Figure content listings
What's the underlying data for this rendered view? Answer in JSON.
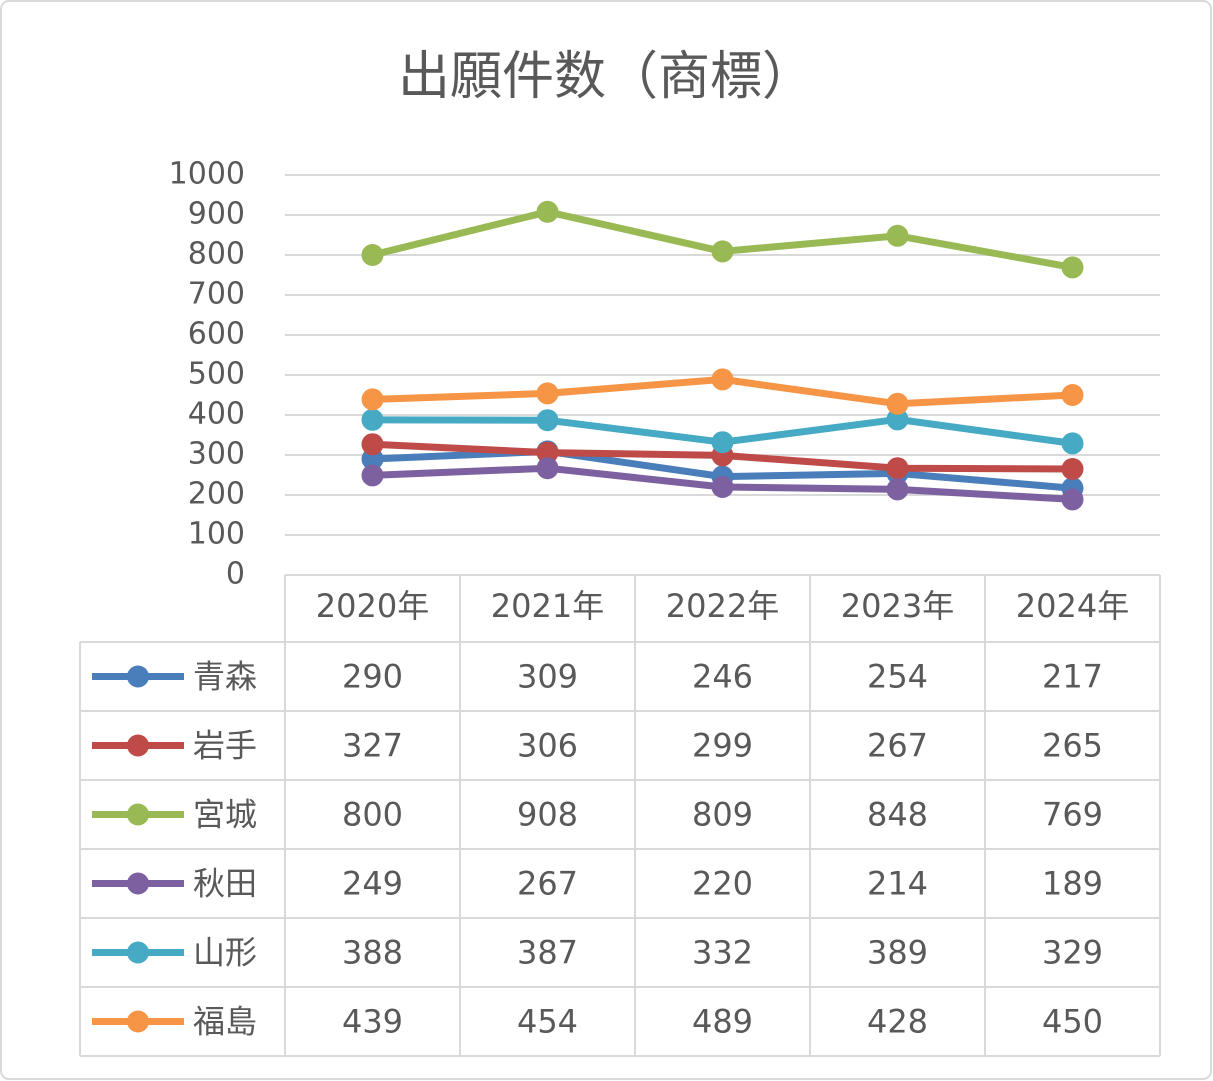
{
  "chart_data": {
    "type": "line",
    "title": "出願件数（商標）",
    "categories": [
      "2020年",
      "2021年",
      "2022年",
      "2023年",
      "2024年"
    ],
    "series": [
      {
        "name": "青森",
        "color": "#4a7ebb",
        "values": [
          290,
          309,
          246,
          254,
          217
        ]
      },
      {
        "name": "岩手",
        "color": "#be4b48",
        "values": [
          327,
          306,
          299,
          267,
          265
        ]
      },
      {
        "name": "宮城",
        "color": "#98b954",
        "values": [
          800,
          908,
          809,
          848,
          769
        ]
      },
      {
        "name": "秋田",
        "color": "#7d60a0",
        "values": [
          249,
          267,
          220,
          214,
          189
        ]
      },
      {
        "name": "山形",
        "color": "#46aac5",
        "values": [
          388,
          387,
          332,
          389,
          329
        ]
      },
      {
        "name": "福島",
        "color": "#f69546",
        "values": [
          439,
          454,
          489,
          428,
          450
        ]
      }
    ],
    "ylim": [
      0,
      1000
    ],
    "yticks": [
      0,
      100,
      200,
      300,
      400,
      500,
      600,
      700,
      800,
      900,
      1000
    ],
    "grid": true
  }
}
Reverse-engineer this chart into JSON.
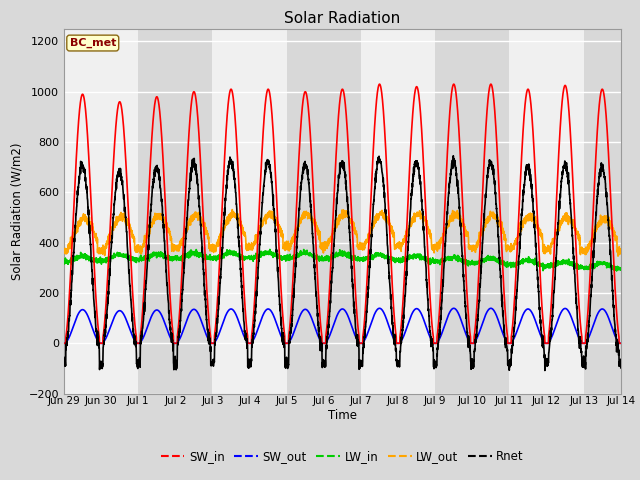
{
  "title": "Solar Radiation",
  "ylabel": "Solar Radiation (W/m2)",
  "xlabel": "Time",
  "annotation": "BC_met",
  "ylim": [
    -200,
    1250
  ],
  "yticks": [
    -200,
    0,
    200,
    400,
    600,
    800,
    1000,
    1200
  ],
  "num_days": 16,
  "tick_labels": [
    "Jun 29",
    "Jun 30",
    "Jul 1",
    "Jul 2",
    "Jul 3",
    "Jul 4",
    "Jul 5",
    "Jul 6",
    "Jul 7",
    "Jul 8",
    "Jul 9",
    "Jul 10",
    "Jul 11",
    "Jul 12",
    "Jul 13",
    "Jul 14"
  ],
  "series": {
    "SW_in": {
      "color": "#ff0000",
      "lw": 1.2
    },
    "SW_out": {
      "color": "#0000ff",
      "lw": 1.2
    },
    "LW_in": {
      "color": "#00cc00",
      "lw": 1.2
    },
    "LW_out": {
      "color": "#ffa500",
      "lw": 1.2
    },
    "Rnet": {
      "color": "#000000",
      "lw": 1.2
    }
  },
  "fig_bg_color": "#d9d9d9",
  "plot_bg_color": "#e8e8e8",
  "band_light": "#f0f0f0",
  "band_dark": "#d8d8d8",
  "annotation_bg": "#ffffcc",
  "annotation_fg": "#8b0000",
  "annotation_border": "#8b6914"
}
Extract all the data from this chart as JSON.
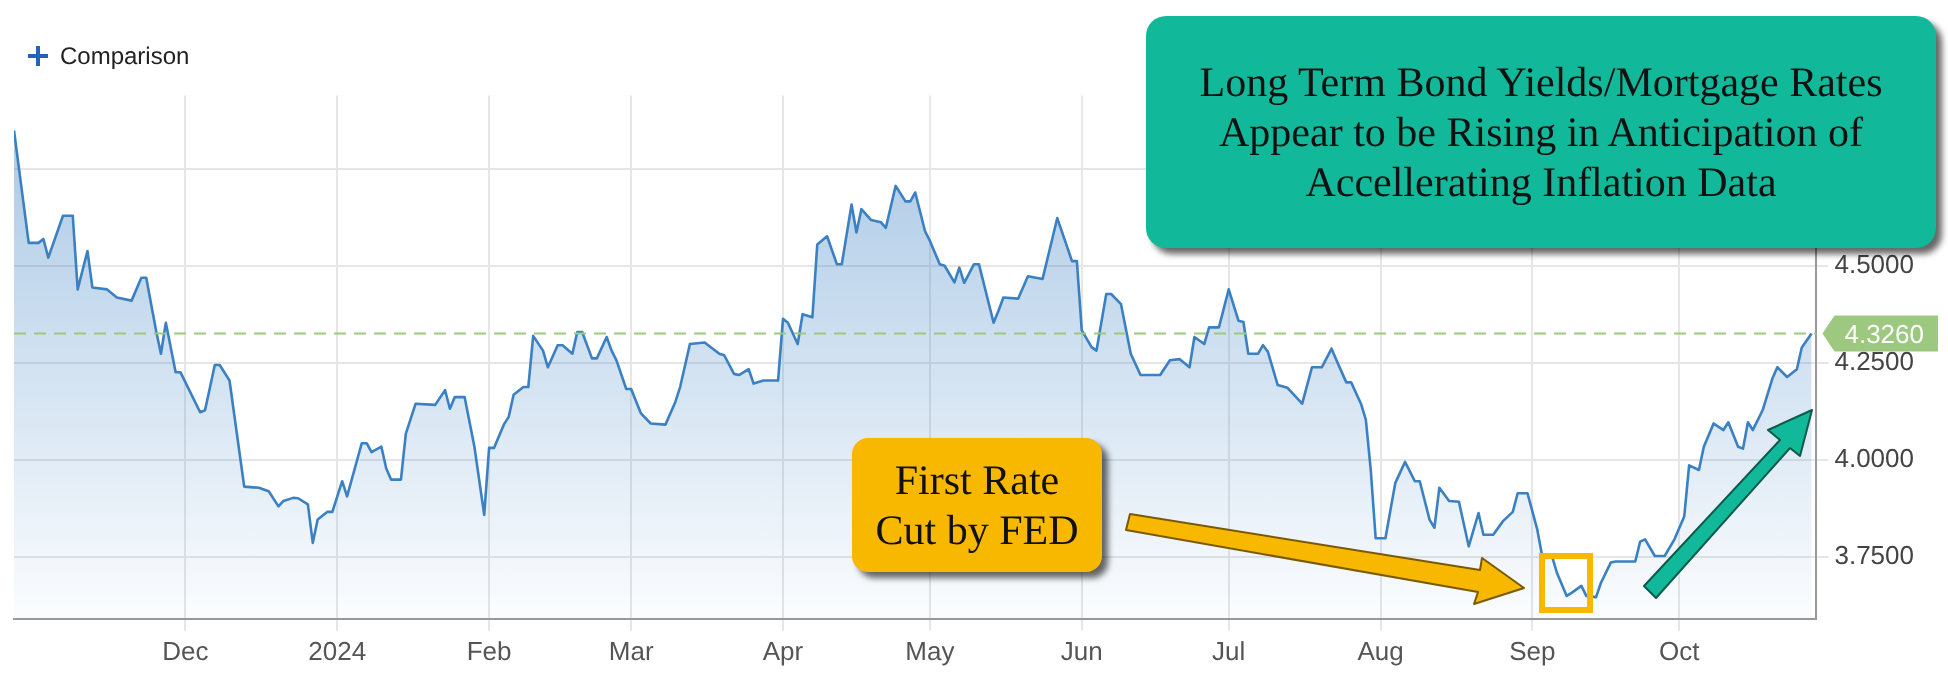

> Aim of the task: Reproduce each line holding the word "this".

> Correct result:
What's the underlying data for this rendered view? Answer in JSON.
Reverse-engineer this chart into JSON.
Extract all the data from this chart as JSON.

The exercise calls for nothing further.